> **SET TASK**: Without the pictures, return all of the material exactly as written.

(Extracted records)
-*-*-

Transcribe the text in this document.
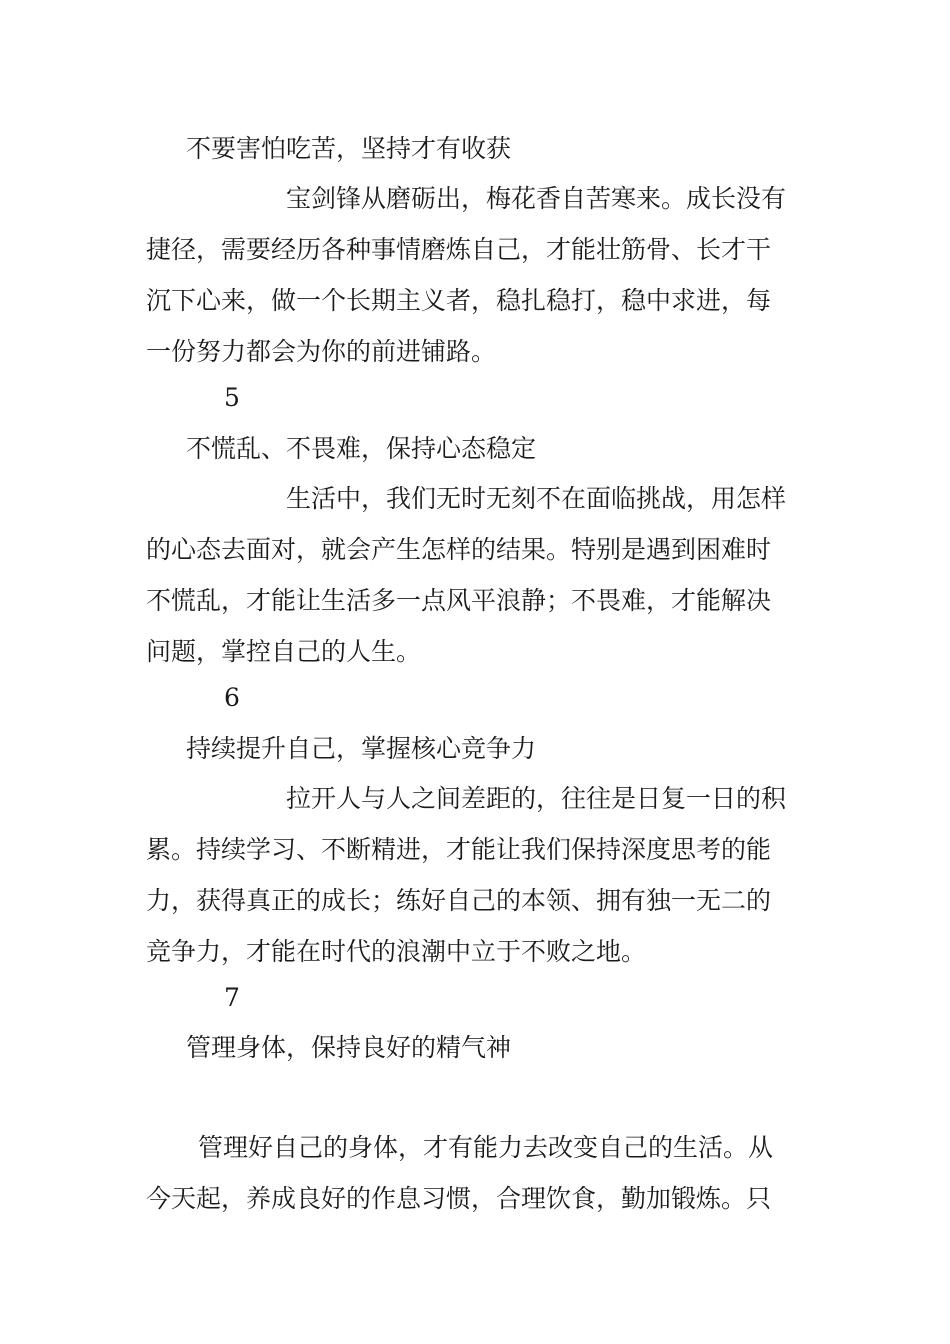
不要害怕吃苦，坚持才有收获
宝剑锋从磨砺出，梅花香自苦寒来。成长没有
捷径，需要经历各种事情磨炼自己，才能壮筋骨、长才干
沉下心来，做一个长期主义者，稳扎稳打，稳中求进，每
一份努力都会为你的前进铺路。
5
不慌乱、不畏难，保持心态稳定
生活中，我们无时无刻不在面临挑战，用怎样
的心态去面对，就会产生怎样的结果。特别是遇到困难时
不慌乱，才能让生活多一点风平浪静；不畏难，才能解决
问题，掌控自己的人生。
6
持续提升自己，掌握核心竞争力
拉开人与人之间差距的，往往是日复一日的积
累。持续学习、不断精进，才能让我们保持深度思考的能
力，获得真正的成长；练好自己的本领、拥有独一无二的
竞争力，才能在时代的浪潮中立于不败之地。
7
管理身体，保持良好的精气神
管理好自己的身体，才有能力去改变自己的生活。从
今天起，养成良好的作息习惯，合理饮食，勤加锻炼。只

-*-*-

> **EXERCISE SOLUTION**:
Transcribe the text in this document.
不要害怕吃苦，坚持才有收获
宝剑锋从磨砺出，梅花香自苦寒来。成长没有
捷径，需要经历各种事情磨炼自己，才能壮筋骨、长才干
沉下心来，做一个长期主义者，稳扎稳打，稳中求进，每
一份努力都会为你的前进铺路。
5
不慌乱、不畏难，保持心态稳定
生活中，我们无时无刻不在面临挑战，用怎样
的心态去面对，就会产生怎样的结果。特别是遇到困难时
不慌乱，才能让生活多一点风平浪静；不畏难，才能解决
问题，掌控自己的人生。
6
持续提升自己，掌握核心竞争力
拉开人与人之间差距的，往往是日复一日的积
累。持续学习、不断精进，才能让我们保持深度思考的能
力，获得真正的成长；练好自己的本领、拥有独一无二的
竞争力，才能在时代的浪潮中立于不败之地。
7
管理身体，保持良好的精气神
管理好自己的身体，才有能力去改变自己的生活。从
今天起，养成良好的作息习惯，合理饮食，勤加锻炼。只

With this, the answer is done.